WRITTEN TASK — Pick out each line containing the string "frac" and copy it.

DATASET RECORDS —

_ _ _ _ _ _ _

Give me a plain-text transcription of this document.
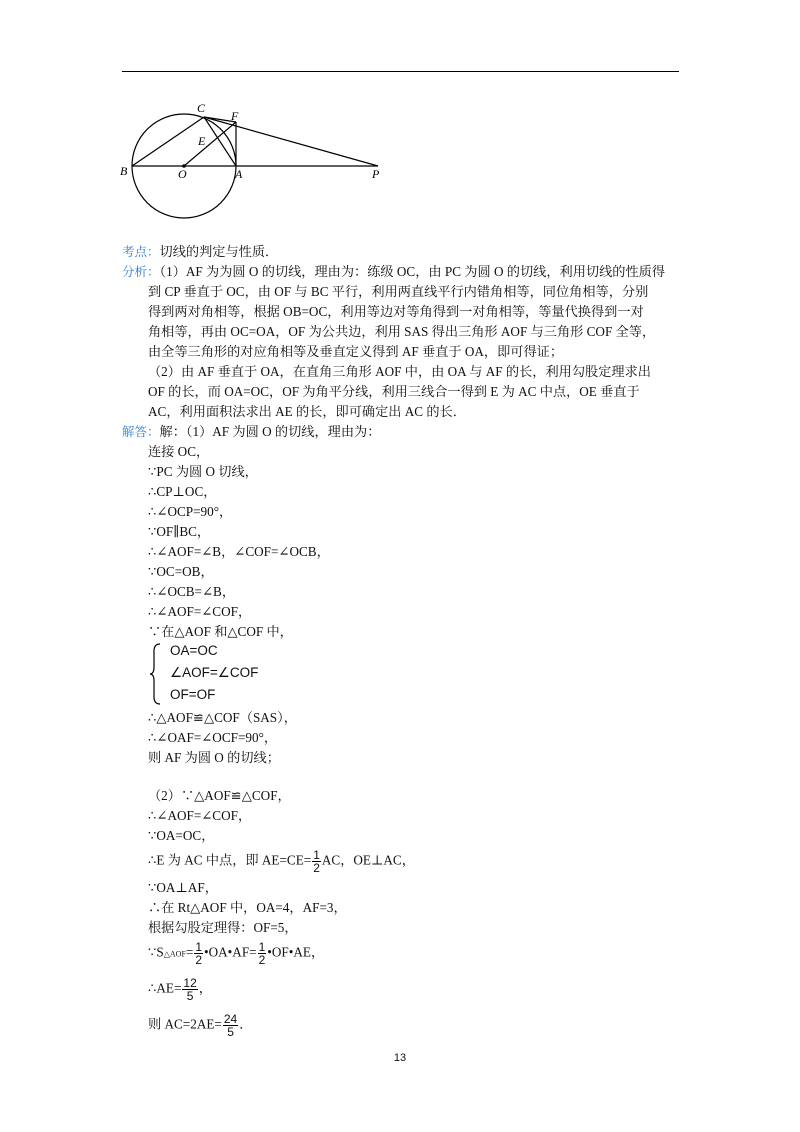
C
F
E
B	O	A	P
考点：切线的判定与性质．
分析：（1）AF 为为圆 O 的切线，理由为：练级 OC，由 PC 为圆 O 的切线，利用切线的性质得
到 CP 垂直于 OC，由 OF 与 BC 平行，利用两直线平行内错角相等，同位角相等，分别
得到两对角相等，根据 OB=OC，利用等边对等角得到一对角相等，等量代换得到一对
角相等，再由 OC=OA，OF 为公共边，利用 SAS 得出三角形 AOF 与三角形 COF 全等，
由全等三角形的对应角相等及垂直定义得到 AF 垂直于 OA，即可得证；
（2）由 AF 垂直于 OA，在直角三角形 AOF 中，由 OA 与 AF 的长，利用勾股定理求出
OF 的长，而 OA=OC，OF 为角平分线，利用三线合一得到 E 为 AC 中点，OE 垂直于
AC，利用面积法求出 AE 的长，即可确定出 AC 的长．
解答：解：（1）AF 为圆 O 的切线，理由为：
连接 OC，
∵PC 为圆 O 切线，
∴CP⊥OC，
∴∠OCP=90°，
∵OF∥BC，
∴∠AOF=∠B，∠COF=∠OCB，
∵OC=OB，
∴∠OCB=∠B，
∴∠AOF=∠COF，
∵在△AOF 和△COF 中，
OA=OC
∠AOF=∠COF
OF=OF
∴△AOF≌△COF（SAS），
∴∠OAF=∠OCF=90°，
则 AF 为圆 O 的切线；
（2）∵△AOF≌△COF，
∴∠AOF=∠COF，
∵OA=OC，
∴E 为 AC 中点，即 $AE=CE= \frac{1}{2}$ AC，OE⊥AC，
∵OA⊥AF，
∴在 Rt△AOF 中，OA=4，AF=3，
根据勾股定理得：OF=5，
∵S△AOF= $\frac{1}{2}$ •OA•AF= $\frac{1}{2}$ •OF•AE，
∴AE= $\frac{12}{5}$ ，
则 $AC=2AE= \frac{24}{5}$ ．
13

_ _ _ _ _ _ _

EXERCISE ANSWER —
∴E 为 AC 中点，即 $AE=CE= \frac{1}{2}$ AC，OE⊥AC，
∵S△AOF= $\frac{1}{2}$ •OA•AF= $\frac{1}{2}$ •OF•AE，
∴AE= $\frac{12}{5}$ ，
则 $AC=2AE= \frac{24}{5}$ ．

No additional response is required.